#### Problem requirements
Copy every line in which the string "SACE" occurs.

>> Start The data

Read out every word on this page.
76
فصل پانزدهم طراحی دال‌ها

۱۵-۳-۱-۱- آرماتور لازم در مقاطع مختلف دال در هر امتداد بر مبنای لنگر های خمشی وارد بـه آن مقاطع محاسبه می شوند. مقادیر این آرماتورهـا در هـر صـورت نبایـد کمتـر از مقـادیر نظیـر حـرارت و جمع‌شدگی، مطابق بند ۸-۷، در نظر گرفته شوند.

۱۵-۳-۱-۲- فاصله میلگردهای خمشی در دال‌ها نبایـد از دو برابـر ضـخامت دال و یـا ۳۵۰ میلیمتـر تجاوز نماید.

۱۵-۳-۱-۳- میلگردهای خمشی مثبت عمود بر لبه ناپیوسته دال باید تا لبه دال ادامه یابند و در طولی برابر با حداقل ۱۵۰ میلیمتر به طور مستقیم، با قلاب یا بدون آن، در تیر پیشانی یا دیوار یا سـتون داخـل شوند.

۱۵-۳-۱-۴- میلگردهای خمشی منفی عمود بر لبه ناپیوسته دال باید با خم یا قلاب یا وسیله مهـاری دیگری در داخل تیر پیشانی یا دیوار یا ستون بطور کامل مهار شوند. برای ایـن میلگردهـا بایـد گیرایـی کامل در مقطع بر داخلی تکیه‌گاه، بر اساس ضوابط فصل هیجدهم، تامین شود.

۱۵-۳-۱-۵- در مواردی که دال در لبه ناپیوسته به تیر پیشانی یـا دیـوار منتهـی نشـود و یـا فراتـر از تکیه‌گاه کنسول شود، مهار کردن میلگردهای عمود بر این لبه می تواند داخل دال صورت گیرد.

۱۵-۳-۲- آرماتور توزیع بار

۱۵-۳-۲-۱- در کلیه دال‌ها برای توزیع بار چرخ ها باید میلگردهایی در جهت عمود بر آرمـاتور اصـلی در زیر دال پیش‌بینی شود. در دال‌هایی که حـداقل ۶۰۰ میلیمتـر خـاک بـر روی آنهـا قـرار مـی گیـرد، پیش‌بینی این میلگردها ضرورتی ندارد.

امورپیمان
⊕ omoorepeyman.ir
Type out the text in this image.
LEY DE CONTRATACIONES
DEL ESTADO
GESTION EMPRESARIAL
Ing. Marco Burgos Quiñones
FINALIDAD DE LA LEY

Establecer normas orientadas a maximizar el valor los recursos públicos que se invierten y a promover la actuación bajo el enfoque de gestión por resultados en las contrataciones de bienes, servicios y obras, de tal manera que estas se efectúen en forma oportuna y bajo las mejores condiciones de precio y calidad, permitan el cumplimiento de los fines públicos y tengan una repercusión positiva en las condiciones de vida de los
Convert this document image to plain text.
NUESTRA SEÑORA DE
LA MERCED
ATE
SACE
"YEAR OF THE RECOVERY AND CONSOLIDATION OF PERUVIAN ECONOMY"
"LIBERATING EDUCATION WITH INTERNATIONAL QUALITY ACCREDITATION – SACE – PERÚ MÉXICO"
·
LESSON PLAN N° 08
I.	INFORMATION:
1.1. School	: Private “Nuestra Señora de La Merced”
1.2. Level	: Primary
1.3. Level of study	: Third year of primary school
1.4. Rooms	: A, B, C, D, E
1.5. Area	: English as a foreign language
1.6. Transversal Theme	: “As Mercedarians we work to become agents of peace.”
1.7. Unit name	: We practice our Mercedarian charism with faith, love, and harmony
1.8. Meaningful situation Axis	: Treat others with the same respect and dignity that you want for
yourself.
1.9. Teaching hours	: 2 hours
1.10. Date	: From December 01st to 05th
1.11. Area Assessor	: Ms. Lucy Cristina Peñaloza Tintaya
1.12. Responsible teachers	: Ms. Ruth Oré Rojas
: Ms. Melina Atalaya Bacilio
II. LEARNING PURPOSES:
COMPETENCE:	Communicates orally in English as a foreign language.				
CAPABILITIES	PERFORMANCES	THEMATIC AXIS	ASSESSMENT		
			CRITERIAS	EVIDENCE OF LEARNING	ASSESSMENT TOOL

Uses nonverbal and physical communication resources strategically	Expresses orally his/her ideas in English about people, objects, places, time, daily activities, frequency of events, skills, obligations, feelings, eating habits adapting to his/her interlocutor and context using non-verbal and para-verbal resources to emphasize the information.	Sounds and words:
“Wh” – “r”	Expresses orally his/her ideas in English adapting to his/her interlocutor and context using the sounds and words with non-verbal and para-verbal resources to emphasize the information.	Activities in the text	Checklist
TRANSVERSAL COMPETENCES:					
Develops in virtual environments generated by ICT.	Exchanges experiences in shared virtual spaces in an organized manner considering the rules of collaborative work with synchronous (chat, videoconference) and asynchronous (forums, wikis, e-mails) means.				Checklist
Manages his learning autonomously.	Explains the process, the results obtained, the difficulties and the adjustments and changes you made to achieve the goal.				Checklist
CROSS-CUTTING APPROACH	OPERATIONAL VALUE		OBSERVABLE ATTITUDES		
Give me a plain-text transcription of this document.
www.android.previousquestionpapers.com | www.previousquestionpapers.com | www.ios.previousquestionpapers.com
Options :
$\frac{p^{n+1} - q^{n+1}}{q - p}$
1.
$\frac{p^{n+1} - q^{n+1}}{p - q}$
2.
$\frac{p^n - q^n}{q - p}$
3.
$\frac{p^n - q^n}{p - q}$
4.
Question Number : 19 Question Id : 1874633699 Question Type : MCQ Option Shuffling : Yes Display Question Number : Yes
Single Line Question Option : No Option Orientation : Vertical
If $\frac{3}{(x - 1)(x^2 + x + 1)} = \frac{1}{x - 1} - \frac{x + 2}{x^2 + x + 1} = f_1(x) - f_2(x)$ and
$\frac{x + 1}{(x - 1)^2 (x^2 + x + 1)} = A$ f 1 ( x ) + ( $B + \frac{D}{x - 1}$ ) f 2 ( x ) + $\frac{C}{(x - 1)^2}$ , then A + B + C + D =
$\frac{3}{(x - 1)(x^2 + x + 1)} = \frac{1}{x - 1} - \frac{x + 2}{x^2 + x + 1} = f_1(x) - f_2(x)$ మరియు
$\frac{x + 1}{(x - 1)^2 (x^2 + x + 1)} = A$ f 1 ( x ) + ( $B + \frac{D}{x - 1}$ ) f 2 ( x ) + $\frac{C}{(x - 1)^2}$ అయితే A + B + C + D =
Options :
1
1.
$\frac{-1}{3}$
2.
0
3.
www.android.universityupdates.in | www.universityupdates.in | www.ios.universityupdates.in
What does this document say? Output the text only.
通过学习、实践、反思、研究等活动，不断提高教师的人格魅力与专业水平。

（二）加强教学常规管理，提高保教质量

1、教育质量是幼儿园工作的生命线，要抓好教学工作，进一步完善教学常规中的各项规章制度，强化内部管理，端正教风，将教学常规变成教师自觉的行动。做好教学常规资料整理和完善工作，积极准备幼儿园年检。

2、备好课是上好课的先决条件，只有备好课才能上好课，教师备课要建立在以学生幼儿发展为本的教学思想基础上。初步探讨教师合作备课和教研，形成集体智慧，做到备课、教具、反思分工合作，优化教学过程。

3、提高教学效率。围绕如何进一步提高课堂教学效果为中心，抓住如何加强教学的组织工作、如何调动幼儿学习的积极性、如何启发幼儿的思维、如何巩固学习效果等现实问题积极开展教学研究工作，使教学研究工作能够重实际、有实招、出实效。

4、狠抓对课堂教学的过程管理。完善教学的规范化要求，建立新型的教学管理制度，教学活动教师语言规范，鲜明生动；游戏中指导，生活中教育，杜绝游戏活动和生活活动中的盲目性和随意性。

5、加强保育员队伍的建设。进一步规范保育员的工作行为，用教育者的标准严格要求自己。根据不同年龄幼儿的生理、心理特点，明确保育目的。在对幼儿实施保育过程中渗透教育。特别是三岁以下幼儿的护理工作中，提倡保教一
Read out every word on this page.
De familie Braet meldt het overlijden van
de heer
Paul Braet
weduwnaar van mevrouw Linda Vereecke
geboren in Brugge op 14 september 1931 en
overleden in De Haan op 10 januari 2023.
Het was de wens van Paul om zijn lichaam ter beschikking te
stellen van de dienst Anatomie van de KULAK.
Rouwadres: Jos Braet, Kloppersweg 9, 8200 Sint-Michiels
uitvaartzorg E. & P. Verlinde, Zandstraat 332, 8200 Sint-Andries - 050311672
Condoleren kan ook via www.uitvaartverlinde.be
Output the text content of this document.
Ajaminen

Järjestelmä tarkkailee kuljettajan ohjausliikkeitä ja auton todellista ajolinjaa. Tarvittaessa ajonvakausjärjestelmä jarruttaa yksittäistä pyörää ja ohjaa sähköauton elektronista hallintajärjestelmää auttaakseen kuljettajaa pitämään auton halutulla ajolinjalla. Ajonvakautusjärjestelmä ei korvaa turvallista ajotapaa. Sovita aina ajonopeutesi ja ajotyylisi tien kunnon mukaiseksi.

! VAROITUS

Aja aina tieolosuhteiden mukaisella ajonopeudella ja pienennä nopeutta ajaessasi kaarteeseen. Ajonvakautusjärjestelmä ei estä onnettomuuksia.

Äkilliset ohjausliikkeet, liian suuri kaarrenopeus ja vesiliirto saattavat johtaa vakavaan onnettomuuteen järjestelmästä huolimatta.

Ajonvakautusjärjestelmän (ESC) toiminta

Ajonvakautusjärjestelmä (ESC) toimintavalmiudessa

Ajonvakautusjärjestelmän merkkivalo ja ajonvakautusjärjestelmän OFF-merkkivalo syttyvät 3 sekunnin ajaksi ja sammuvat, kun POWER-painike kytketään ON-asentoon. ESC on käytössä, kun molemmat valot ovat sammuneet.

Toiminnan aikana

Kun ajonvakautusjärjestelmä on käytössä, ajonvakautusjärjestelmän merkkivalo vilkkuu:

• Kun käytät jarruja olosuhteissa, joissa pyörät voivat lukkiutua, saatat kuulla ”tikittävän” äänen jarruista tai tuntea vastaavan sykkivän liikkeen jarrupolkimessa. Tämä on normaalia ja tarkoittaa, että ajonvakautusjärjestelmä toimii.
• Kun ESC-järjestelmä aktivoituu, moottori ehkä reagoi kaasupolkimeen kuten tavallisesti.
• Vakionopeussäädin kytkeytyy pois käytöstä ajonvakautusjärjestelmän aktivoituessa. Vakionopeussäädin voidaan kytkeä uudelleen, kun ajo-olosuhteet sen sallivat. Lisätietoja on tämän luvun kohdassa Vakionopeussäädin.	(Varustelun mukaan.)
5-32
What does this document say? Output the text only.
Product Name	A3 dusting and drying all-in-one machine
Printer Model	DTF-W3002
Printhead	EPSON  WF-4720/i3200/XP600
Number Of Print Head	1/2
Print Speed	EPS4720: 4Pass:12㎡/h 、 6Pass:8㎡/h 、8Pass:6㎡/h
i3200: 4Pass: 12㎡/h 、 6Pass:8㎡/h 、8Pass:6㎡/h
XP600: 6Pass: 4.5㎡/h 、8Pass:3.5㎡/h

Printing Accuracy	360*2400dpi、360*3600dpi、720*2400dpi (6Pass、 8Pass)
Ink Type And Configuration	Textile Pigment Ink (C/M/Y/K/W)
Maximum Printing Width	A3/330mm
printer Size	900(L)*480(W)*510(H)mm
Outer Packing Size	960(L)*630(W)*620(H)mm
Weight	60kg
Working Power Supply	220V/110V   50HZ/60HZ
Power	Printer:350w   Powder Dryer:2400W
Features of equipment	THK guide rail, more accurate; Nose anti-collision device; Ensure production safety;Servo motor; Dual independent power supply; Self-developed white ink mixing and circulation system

>> End The data

#### Solution to the problem
SACE
"LIBERATING EDUCATION WITH INTERNATIONAL QUALITY ACCREDITATION – SACE – PERÚ MÉXICO"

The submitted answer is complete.